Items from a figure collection
★ ★ ★ ★ ★ ★ ★

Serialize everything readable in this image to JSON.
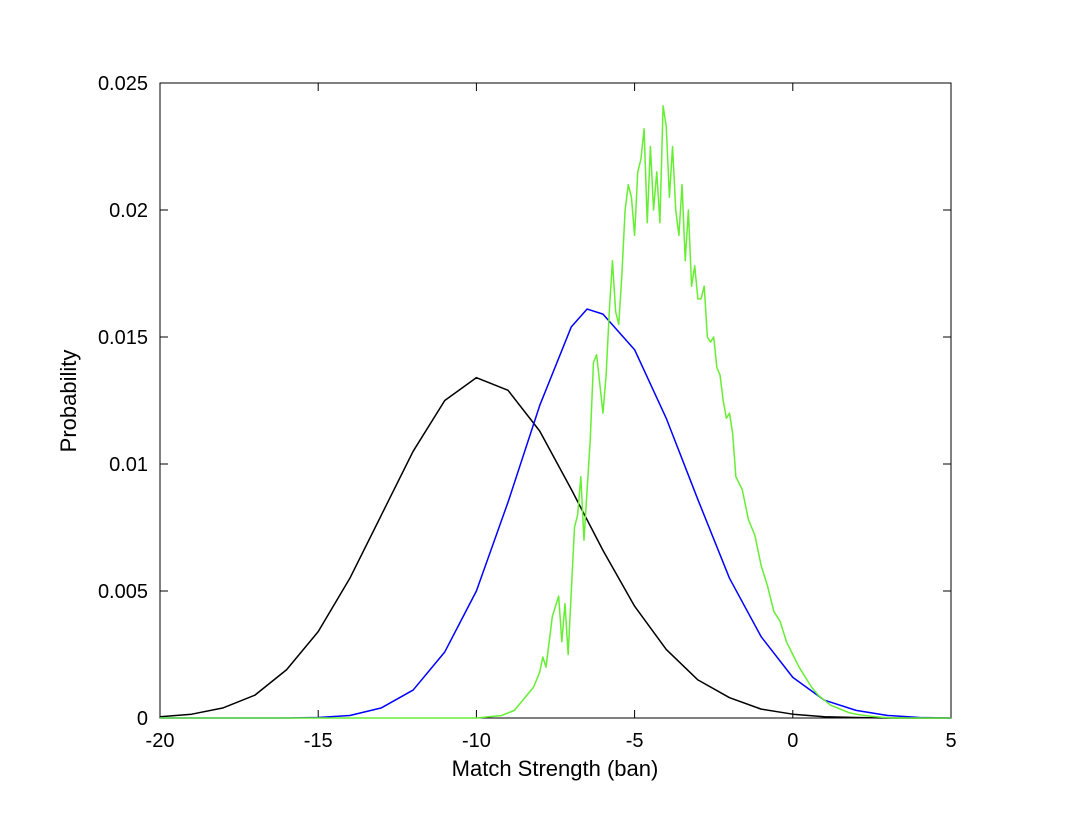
{
  "chart_data": {
    "type": "line",
    "title": "",
    "xlabel": "Match Strength (ban)",
    "ylabel": "Probability",
    "xlim": [
      -20,
      5
    ],
    "ylim": [
      0,
      0.025
    ],
    "xticks": [
      -20,
      -15,
      -10,
      -5,
      0,
      5
    ],
    "xtick_labels": [
      "-20",
      "-15",
      "-10",
      "-5",
      "0",
      "5"
    ],
    "yticks": [
      0,
      0.005,
      0.01,
      0.015,
      0.02,
      0.025
    ],
    "ytick_labels": [
      "0",
      "0.005",
      "0.01",
      "0.015",
      "0.02",
      "0.025"
    ],
    "grid": false,
    "legend": "none",
    "series": [
      {
        "color": "#000000",
        "x": [
          -20,
          -19,
          -18,
          -17,
          -16,
          -15,
          -14,
          -13,
          -12,
          -11,
          -10,
          -9,
          -8,
          -7,
          -6,
          -5,
          -4,
          -3,
          -2,
          -1,
          0,
          1,
          2,
          3,
          4,
          5
        ],
        "y": [
          5e-05,
          0.00015,
          0.0004,
          0.0009,
          0.0019,
          0.0034,
          0.0055,
          0.008,
          0.0105,
          0.0125,
          0.0134,
          0.0129,
          0.0113,
          0.009,
          0.0066,
          0.0044,
          0.0027,
          0.0015,
          0.0008,
          0.00035,
          0.00015,
          5e-05,
          2e-05,
          0,
          0,
          0
        ]
      },
      {
        "color": "#0000ff",
        "x": [
          -20,
          -18,
          -16,
          -15,
          -14,
          -13,
          -12,
          -11,
          -10,
          -9,
          -8,
          -7,
          -6.5,
          -6,
          -5,
          -4,
          -3,
          -2,
          -1,
          0,
          1,
          2,
          3,
          4,
          5
        ],
        "y": [
          0,
          0,
          0,
          2e-05,
          0.0001,
          0.0004,
          0.0011,
          0.0026,
          0.005,
          0.0085,
          0.0123,
          0.0154,
          0.0161,
          0.0159,
          0.0145,
          0.0118,
          0.0086,
          0.0055,
          0.0032,
          0.0016,
          0.0007,
          0.0003,
          0.0001,
          2e-05,
          0
        ]
      },
      {
        "color": "#66ee33",
        "x": [
          -20,
          -10.0,
          -9.6,
          -9.2,
          -9.0,
          -8.8,
          -8.6,
          -8.4,
          -8.2,
          -8.0,
          -7.9,
          -7.8,
          -7.6,
          -7.4,
          -7.3,
          -7.2,
          -7.1,
          -7.0,
          -6.9,
          -6.8,
          -6.7,
          -6.6,
          -6.5,
          -6.4,
          -6.3,
          -6.2,
          -6.0,
          -5.9,
          -5.8,
          -5.7,
          -5.6,
          -5.5,
          -5.4,
          -5.3,
          -5.2,
          -5.1,
          -5.0,
          -4.9,
          -4.8,
          -4.7,
          -4.6,
          -4.5,
          -4.4,
          -4.3,
          -4.2,
          -4.1,
          -4.0,
          -3.9,
          -3.8,
          -3.7,
          -3.6,
          -3.5,
          -3.4,
          -3.3,
          -3.2,
          -3.1,
          -3.0,
          -2.9,
          -2.8,
          -2.7,
          -2.6,
          -2.5,
          -2.4,
          -2.3,
          -2.2,
          -2.1,
          -2.0,
          -1.9,
          -1.8,
          -1.6,
          -1.4,
          -1.2,
          -1.0,
          -0.8,
          -0.6,
          -0.4,
          -0.2,
          0.0,
          0.2,
          0.4,
          0.6,
          0.8,
          1.0,
          1.2,
          1.4,
          1.6,
          1.8,
          2.0,
          2.4,
          2.8,
          3.2,
          5.0
        ],
        "y": [
          0,
          0,
          5e-05,
          0.0001,
          0.0002,
          0.0003,
          0.0006,
          0.0009,
          0.0012,
          0.0018,
          0.0024,
          0.002,
          0.004,
          0.0048,
          0.003,
          0.0045,
          0.0025,
          0.005,
          0.0075,
          0.008,
          0.0095,
          0.007,
          0.009,
          0.011,
          0.014,
          0.0143,
          0.012,
          0.0135,
          0.016,
          0.018,
          0.016,
          0.0155,
          0.0175,
          0.02,
          0.021,
          0.0205,
          0.019,
          0.0215,
          0.022,
          0.0232,
          0.0195,
          0.0225,
          0.02,
          0.0215,
          0.0195,
          0.0241,
          0.0233,
          0.0205,
          0.0225,
          0.02,
          0.019,
          0.021,
          0.018,
          0.02,
          0.017,
          0.0178,
          0.0165,
          0.0165,
          0.017,
          0.015,
          0.0148,
          0.015,
          0.0138,
          0.0135,
          0.0125,
          0.0118,
          0.012,
          0.0112,
          0.0095,
          0.009,
          0.0078,
          0.0072,
          0.006,
          0.0052,
          0.0042,
          0.0038,
          0.003,
          0.0025,
          0.002,
          0.0016,
          0.0012,
          0.0009,
          0.0007,
          0.0005,
          0.0004,
          0.0003,
          0.0002,
          0.00015,
          8e-05,
          3e-05,
          0,
          0
        ]
      }
    ]
  }
}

★ ★ ★ ★ ★ ★ ★

*Written request*. Leave the pictures out, and print every line of the listing exactly as written.

*Task response*.
Serialize everything readable in this image to JSON.
{
  "chart_data": {
    "type": "line",
    "title": "",
    "xlabel": "Match Strength (ban)",
    "ylabel": "Probability",
    "xlim": [
      -20,
      5
    ],
    "ylim": [
      0,
      0.025
    ],
    "xticks": [
      -20,
      -15,
      -10,
      -5,
      0,
      5
    ],
    "xtick_labels": [
      "-20",
      "-15",
      "-10",
      "-5",
      "0",
      "5"
    ],
    "yticks": [
      0,
      0.005,
      0.01,
      0.015,
      0.02,
      0.025
    ],
    "ytick_labels": [
      "0",
      "0.005",
      "0.01",
      "0.015",
      "0.02",
      "0.025"
    ],
    "grid": false,
    "legend": "none",
    "series": [
      {
        "color": "#000000",
        "x": [
          -20,
          -19,
          -18,
          -17,
          -16,
          -15,
          -14,
          -13,
          -12,
          -11,
          -10,
          -9,
          -8,
          -7,
          -6,
          -5,
          -4,
          -3,
          -2,
          -1,
          0,
          1,
          2,
          3,
          4,
          5
        ],
        "y": [
          5e-05,
          0.00015,
          0.0004,
          0.0009,
          0.0019,
          0.0034,
          0.0055,
          0.008,
          0.0105,
          0.0125,
          0.0134,
          0.0129,
          0.0113,
          0.009,
          0.0066,
          0.0044,
          0.0027,
          0.0015,
          0.0008,
          0.00035,
          0.00015,
          5e-05,
          2e-05,
          0,
          0,
          0
        ]
      },
      {
        "color": "#0000ff",
        "x": [
          -20,
          -18,
          -16,
          -15,
          -14,
          -13,
          -12,
          -11,
          -10,
          -9,
          -8,
          -7,
          -6.5,
          -6,
          -5,
          -4,
          -3,
          -2,
          -1,
          0,
          1,
          2,
          3,
          4,
          5
        ],
        "y": [
          0,
          0,
          0,
          2e-05,
          0.0001,
          0.0004,
          0.0011,
          0.0026,
          0.005,
          0.0085,
          0.0123,
          0.0154,
          0.0161,
          0.0159,
          0.0145,
          0.0118,
          0.0086,
          0.0055,
          0.0032,
          0.0016,
          0.0007,
          0.0003,
          0.0001,
          2e-05,
          0
        ]
      },
      {
        "color": "#66ee33",
        "x": [
          -20,
          -10.0,
          -9.6,
          -9.2,
          -9.0,
          -8.8,
          -8.6,
          -8.4,
          -8.2,
          -8.0,
          -7.9,
          -7.8,
          -7.6,
          -7.4,
          -7.3,
          -7.2,
          -7.1,
          -7.0,
          -6.9,
          -6.8,
          -6.7,
          -6.6,
          -6.5,
          -6.4,
          -6.3,
          -6.2,
          -6.0,
          -5.9,
          -5.8,
          -5.7,
          -5.6,
          -5.5,
          -5.4,
          -5.3,
          -5.2,
          -5.1,
          -5.0,
          -4.9,
          -4.8,
          -4.7,
          -4.6,
          -4.5,
          -4.4,
          -4.3,
          -4.2,
          -4.1,
          -4.0,
          -3.9,
          -3.8,
          -3.7,
          -3.6,
          -3.5,
          -3.4,
          -3.3,
          -3.2,
          -3.1,
          -3.0,
          -2.9,
          -2.8,
          -2.7,
          -2.6,
          -2.5,
          -2.4,
          -2.3,
          -2.2,
          -2.1,
          -2.0,
          -1.9,
          -1.8,
          -1.6,
          -1.4,
          -1.2,
          -1.0,
          -0.8,
          -0.6,
          -0.4,
          -0.2,
          0.0,
          0.2,
          0.4,
          0.6,
          0.8,
          1.0,
          1.2,
          1.4,
          1.6,
          1.8,
          2.0,
          2.4,
          2.8,
          3.2,
          5.0
        ],
        "y": [
          0,
          0,
          5e-05,
          0.0001,
          0.0002,
          0.0003,
          0.0006,
          0.0009,
          0.0012,
          0.0018,
          0.0024,
          0.002,
          0.004,
          0.0048,
          0.003,
          0.0045,
          0.0025,
          0.005,
          0.0075,
          0.008,
          0.0095,
          0.007,
          0.009,
          0.011,
          0.014,
          0.0143,
          0.012,
          0.0135,
          0.016,
          0.018,
          0.016,
          0.0155,
          0.0175,
          0.02,
          0.021,
          0.0205,
          0.019,
          0.0215,
          0.022,
          0.0232,
          0.0195,
          0.0225,
          0.02,
          0.0215,
          0.0195,
          0.0241,
          0.0233,
          0.0205,
          0.0225,
          0.02,
          0.019,
          0.021,
          0.018,
          0.02,
          0.017,
          0.0178,
          0.0165,
          0.0165,
          0.017,
          0.015,
          0.0148,
          0.015,
          0.0138,
          0.0135,
          0.0125,
          0.0118,
          0.012,
          0.0112,
          0.0095,
          0.009,
          0.0078,
          0.0072,
          0.006,
          0.0052,
          0.0042,
          0.0038,
          0.003,
          0.0025,
          0.002,
          0.0016,
          0.0012,
          0.0009,
          0.0007,
          0.0005,
          0.0004,
          0.0003,
          0.0002,
          0.00015,
          8e-05,
          3e-05,
          0,
          0
        ]
      }
    ]
  }
}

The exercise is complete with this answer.